> _Problem to solve_:
Scan the following material for the string "this" and copy each line in which it appears.

───── Exercise materials

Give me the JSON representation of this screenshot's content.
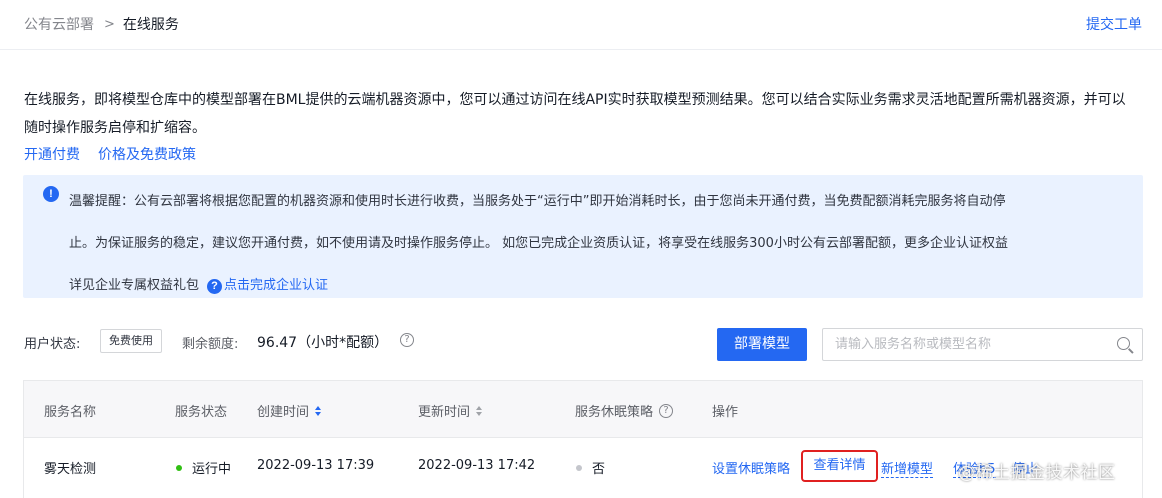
{
  "breadcrumb": {
    "parent": "公有云部署",
    "current": "在线服务"
  },
  "header": {
    "ticket_link": "提交工单"
  },
  "description": "在线服务，即将模型仓库中的模型部署在BML提供的云端机器资源中，您可以通过访问在线API实时获取模型预测结果。您可以结合实际业务需求灵活地配置所需机器资源，并可以随时操作服务启停和扩缩容。",
  "links": {
    "open_billing": "开通付费",
    "pricing": "价格及免费政策"
  },
  "notice": {
    "line1": "温馨提醒：公有云部署将根据您配置的机器资源和使用时长进行收费，当服务处于“运行中”即开始消耗时长，由于您尚未开通付费，当免费配额消耗完服务将自动停",
    "line2": "止。为保证服务的稳定，建议您开通付费，如不使用请及时操作服务停止。 如您已完成企业资质认证，将享受在线服务300小时公有云部署配额，更多企业认证权益",
    "line3": "详见企业专属权益礼包",
    "auth_link": "点击完成企业认证"
  },
  "status": {
    "user_status_label": "用户状态:",
    "user_status_tag": "免费使用",
    "quota_label": "剩余额度:",
    "quota_value": "96.47（小时*配额）"
  },
  "toolbar": {
    "deploy_button": "部署模型",
    "search_placeholder": "请输入服务名称或模型名称"
  },
  "table": {
    "headers": {
      "name": "服务名称",
      "status": "服务状态",
      "created": "创建时间",
      "updated": "更新时间",
      "sleep_policy": "服务休眠策略",
      "actions": "操作"
    },
    "rows": [
      {
        "name": "雾天检测",
        "status": "运行中",
        "created": "2022-09-13 17:39",
        "updated": "2022-09-13 17:42",
        "sleep_policy": "否",
        "actions": {
          "set_sleep": "设置休眠策略",
          "view_detail": "查看详情",
          "add_model": "新增模型",
          "try_h5": "体验h5",
          "stop": "停止"
        }
      }
    ]
  },
  "watermark": "@稀土掘金技术社区",
  "colors": {
    "primary": "#2468f2",
    "running": "#30bf13",
    "highlight_box": "#e02020",
    "notice_bg": "#eaf2ff"
  }
}
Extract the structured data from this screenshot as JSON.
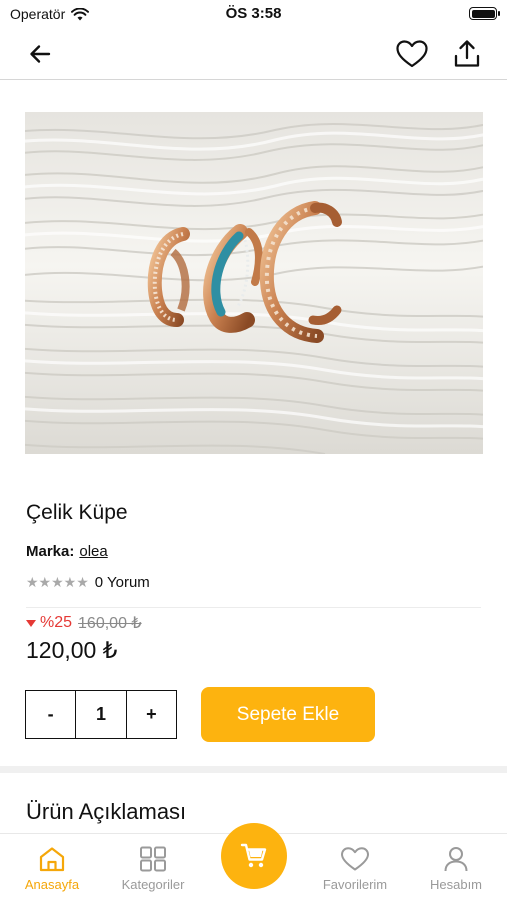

──────────

> _Exercise solution_:
Give me the JSON representation of this screenshot's content.
Extract the structured data from this screenshot as JSON.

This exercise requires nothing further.